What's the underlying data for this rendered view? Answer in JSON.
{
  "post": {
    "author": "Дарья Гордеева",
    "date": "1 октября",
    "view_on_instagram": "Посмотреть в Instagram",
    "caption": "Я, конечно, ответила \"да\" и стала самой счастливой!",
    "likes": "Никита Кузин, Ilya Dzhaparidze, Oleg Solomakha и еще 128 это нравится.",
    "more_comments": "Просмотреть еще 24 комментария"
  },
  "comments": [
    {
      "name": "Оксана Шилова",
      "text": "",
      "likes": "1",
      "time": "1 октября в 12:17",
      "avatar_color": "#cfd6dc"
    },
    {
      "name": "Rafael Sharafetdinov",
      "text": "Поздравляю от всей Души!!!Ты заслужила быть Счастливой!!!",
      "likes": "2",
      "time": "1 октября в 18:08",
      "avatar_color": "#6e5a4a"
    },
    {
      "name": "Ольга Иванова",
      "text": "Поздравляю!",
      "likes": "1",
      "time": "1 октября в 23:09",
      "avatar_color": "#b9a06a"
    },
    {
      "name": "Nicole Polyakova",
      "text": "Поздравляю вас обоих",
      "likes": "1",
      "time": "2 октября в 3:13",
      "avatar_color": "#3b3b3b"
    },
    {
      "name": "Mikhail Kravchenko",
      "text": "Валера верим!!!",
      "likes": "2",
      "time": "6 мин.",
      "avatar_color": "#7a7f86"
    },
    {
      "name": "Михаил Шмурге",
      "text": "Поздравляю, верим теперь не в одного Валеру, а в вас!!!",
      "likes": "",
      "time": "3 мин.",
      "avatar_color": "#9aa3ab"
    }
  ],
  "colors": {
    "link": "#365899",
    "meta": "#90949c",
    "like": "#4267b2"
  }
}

What this task involves ▸ List all lines above in which the string "Поздравляю" appears.

Answer to this problem ▸
      "text": "Поздравляю от всей Души!!!Ты заслужила быть Счастливой!!!",
      "text": "Поздравляю!",
      "text": "Поздравляю вас обоих",
      "text": "Поздравляю, верим теперь не в одного Валеру, а в вас!!!",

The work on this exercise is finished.